* [GIVEN INSTRUCTION] Extract the complete data exactly as given.
** start PROVIDED ENTRIES **
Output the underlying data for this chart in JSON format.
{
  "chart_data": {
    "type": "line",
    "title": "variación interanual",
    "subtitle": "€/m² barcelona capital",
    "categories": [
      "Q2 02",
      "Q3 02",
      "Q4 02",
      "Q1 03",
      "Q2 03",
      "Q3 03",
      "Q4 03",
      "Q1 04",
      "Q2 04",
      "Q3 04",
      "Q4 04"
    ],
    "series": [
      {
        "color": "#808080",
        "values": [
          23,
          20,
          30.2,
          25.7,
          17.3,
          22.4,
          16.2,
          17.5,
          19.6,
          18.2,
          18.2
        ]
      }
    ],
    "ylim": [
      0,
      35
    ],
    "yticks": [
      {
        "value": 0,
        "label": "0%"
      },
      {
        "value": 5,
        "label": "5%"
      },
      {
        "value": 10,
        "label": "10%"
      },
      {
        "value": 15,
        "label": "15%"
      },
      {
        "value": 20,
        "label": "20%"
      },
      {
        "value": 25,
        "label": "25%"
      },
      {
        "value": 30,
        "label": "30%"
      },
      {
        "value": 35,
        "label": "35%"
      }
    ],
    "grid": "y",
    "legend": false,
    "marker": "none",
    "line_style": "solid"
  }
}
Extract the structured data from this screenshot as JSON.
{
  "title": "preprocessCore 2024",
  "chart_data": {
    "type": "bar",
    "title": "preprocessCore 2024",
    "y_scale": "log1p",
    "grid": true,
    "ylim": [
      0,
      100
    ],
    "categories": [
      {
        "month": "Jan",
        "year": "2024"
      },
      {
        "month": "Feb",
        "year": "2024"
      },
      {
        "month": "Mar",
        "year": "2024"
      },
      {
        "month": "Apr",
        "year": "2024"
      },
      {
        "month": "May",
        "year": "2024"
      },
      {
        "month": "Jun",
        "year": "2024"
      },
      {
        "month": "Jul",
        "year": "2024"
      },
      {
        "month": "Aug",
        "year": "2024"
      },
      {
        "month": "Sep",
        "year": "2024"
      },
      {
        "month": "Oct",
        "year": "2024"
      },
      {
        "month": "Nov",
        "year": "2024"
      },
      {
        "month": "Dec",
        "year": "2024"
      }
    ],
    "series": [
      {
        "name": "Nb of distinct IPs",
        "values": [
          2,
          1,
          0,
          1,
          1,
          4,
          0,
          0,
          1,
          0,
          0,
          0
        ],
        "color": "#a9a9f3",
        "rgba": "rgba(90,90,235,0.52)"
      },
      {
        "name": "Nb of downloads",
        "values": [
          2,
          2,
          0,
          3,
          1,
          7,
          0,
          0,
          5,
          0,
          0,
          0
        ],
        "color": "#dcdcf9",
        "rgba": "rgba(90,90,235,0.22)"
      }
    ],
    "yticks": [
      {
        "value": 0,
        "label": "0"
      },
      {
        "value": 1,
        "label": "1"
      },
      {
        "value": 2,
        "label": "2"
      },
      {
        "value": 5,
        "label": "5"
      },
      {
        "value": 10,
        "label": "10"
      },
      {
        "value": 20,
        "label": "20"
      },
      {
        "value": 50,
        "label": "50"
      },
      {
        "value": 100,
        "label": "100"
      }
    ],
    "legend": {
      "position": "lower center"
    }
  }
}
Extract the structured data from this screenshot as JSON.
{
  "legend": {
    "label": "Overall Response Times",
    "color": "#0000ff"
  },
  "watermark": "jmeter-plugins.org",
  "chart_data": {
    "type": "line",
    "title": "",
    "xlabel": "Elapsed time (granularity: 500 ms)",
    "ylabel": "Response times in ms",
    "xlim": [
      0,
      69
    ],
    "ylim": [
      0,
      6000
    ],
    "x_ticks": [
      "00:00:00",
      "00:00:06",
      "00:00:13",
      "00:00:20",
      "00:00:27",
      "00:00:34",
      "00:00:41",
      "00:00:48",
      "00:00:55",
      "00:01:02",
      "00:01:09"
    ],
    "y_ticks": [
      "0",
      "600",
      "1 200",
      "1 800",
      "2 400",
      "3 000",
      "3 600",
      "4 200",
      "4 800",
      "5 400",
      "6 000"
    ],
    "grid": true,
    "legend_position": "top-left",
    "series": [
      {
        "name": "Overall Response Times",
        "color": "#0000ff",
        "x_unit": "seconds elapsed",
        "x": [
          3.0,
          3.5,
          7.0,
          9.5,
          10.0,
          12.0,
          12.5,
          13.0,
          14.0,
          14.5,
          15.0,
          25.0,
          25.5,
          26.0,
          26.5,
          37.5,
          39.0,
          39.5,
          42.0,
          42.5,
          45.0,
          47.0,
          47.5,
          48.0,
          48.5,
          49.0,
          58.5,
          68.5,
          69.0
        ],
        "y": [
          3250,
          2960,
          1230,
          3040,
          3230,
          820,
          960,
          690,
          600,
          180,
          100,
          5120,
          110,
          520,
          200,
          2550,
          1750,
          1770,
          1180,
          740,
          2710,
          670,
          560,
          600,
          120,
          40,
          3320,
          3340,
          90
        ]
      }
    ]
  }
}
** end PROVIDED ENTRIES **
* [FINAL RESULT]
Output the underlying data for this chart in JSON format.
{
  "chart_data": {
    "type": "line",
    "title": "variación interanual",
    "subtitle": "€/m² barcelona capital",
    "categories": [
      "Q2 02",
      "Q3 02",
      "Q4 02",
      "Q1 03",
      "Q2 03",
      "Q3 03",
      "Q4 03",
      "Q1 04",
      "Q2 04",
      "Q3 04",
      "Q4 04"
    ],
    "series": [
      {
        "color": "#808080",
        "values": [
          23,
          20,
          30.2,
          25.7,
          17.3,
          22.4,
          16.2,
          17.5,
          19.6,
          18.2,
          18.2
        ]
      }
    ],
    "ylim": [
      0,
      35
    ],
    "yticks": [
      {
        "value": 0,
        "label": "0%"
      },
      {
        "value": 5,
        "label": "5%"
      },
      {
        "value": 10,
        "label": "10%"
      },
      {
        "value": 15,
        "label": "15%"
      },
      {
        "value": 20,
        "label": "20%"
      },
      {
        "value": 25,
        "label": "25%"
      },
      {
        "value": 30,
        "label": "30%"
      },
      {
        "value": 35,
        "label": "35%"
      }
    ],
    "grid": "y",
    "legend": false,
    "marker": "none",
    "line_style": "solid"
  }
}
Extract the structured data from this screenshot as JSON.
{
  "title": "preprocessCore 2024",
  "chart_data": {
    "type": "bar",
    "title": "preprocessCore 2024",
    "y_scale": "log1p",
    "grid": true,
    "ylim": [
      0,
      100
    ],
    "categories": [
      {
        "month": "Jan",
        "year": "2024"
      },
      {
        "month": "Feb",
        "year": "2024"
      },
      {
        "month": "Mar",
        "year": "2024"
      },
      {
        "month": "Apr",
        "year": "2024"
      },
      {
        "month": "May",
        "year": "2024"
      },
      {
        "month": "Jun",
        "year": "2024"
      },
      {
        "month": "Jul",
        "year": "2024"
      },
      {
        "month": "Aug",
        "year": "2024"
      },
      {
        "month": "Sep",
        "year": "2024"
      },
      {
        "month": "Oct",
        "year": "2024"
      },
      {
        "month": "Nov",
        "year": "2024"
      },
      {
        "month": "Dec",
        "year": "2024"
      }
    ],
    "series": [
      {
        "name": "Nb of distinct IPs",
        "values": [
          2,
          1,
          0,
          1,
          1,
          4,
          0,
          0,
          1,
          0,
          0,
          0
        ],
        "color": "#a9a9f3",
        "rgba": "rgba(90,90,235,0.52)"
      },
      {
        "name": "Nb of downloads",
        "values": [
          2,
          2,
          0,
          3,
          1,
          7,
          0,
          0,
          5,
          0,
          0,
          0
        ],
        "color": "#dcdcf9",
        "rgba": "rgba(90,90,235,0.22)"
      }
    ],
    "yticks": [
      {
        "value": 0,
        "label": "0"
      },
      {
        "value": 1,
        "label": "1"
      },
      {
        "value": 2,
        "label": "2"
      },
      {
        "value": 5,
        "label": "5"
      },
      {
        "value": 10,
        "label": "10"
      },
      {
        "value": 20,
        "label": "20"
      },
      {
        "value": 50,
        "label": "50"
      },
      {
        "value": 100,
        "label": "100"
      }
    ],
    "legend": {
      "position": "lower center"
    }
  }
}
Extract the structured data from this screenshot as JSON.
{
  "legend": {
    "label": "Overall Response Times",
    "color": "#0000ff"
  },
  "watermark": "jmeter-plugins.org",
  "chart_data": {
    "type": "line",
    "title": "",
    "xlabel": "Elapsed time (granularity: 500 ms)",
    "ylabel": "Response times in ms",
    "xlim": [
      0,
      69
    ],
    "ylim": [
      0,
      6000
    ],
    "x_ticks": [
      "00:00:00",
      "00:00:06",
      "00:00:13",
      "00:00:20",
      "00:00:27",
      "00:00:34",
      "00:00:41",
      "00:00:48",
      "00:00:55",
      "00:01:02",
      "00:01:09"
    ],
    "y_ticks": [
      "0",
      "600",
      "1 200",
      "1 800",
      "2 400",
      "3 000",
      "3 600",
      "4 200",
      "4 800",
      "5 400",
      "6 000"
    ],
    "grid": true,
    "legend_position": "top-left",
    "series": [
      {
        "name": "Overall Response Times",
        "color": "#0000ff",
        "x_unit": "seconds elapsed",
        "x": [
          3.0,
          3.5,
          7.0,
          9.5,
          10.0,
          12.0,
          12.5,
          13.0,
          14.0,
          14.5,
          15.0,
          25.0,
          25.5,
          26.0,
          26.5,
          37.5,
          39.0,
          39.5,
          42.0,
          42.5,
          45.0,
          47.0,
          47.5,
          48.0,
          48.5,
          49.0,
          58.5,
          68.5,
          69.0
        ],
        "y": [
          3250,
          2960,
          1230,
          3040,
          3230,
          820,
          960,
          690,
          600,
          180,
          100,
          5120,
          110,
          520,
          200,
          2550,
          1750,
          1770,
          1180,
          740,
          2710,
          670,
          560,
          600,
          120,
          40,
          3320,
          3340,
          90
        ]
      }
    ]
  }
}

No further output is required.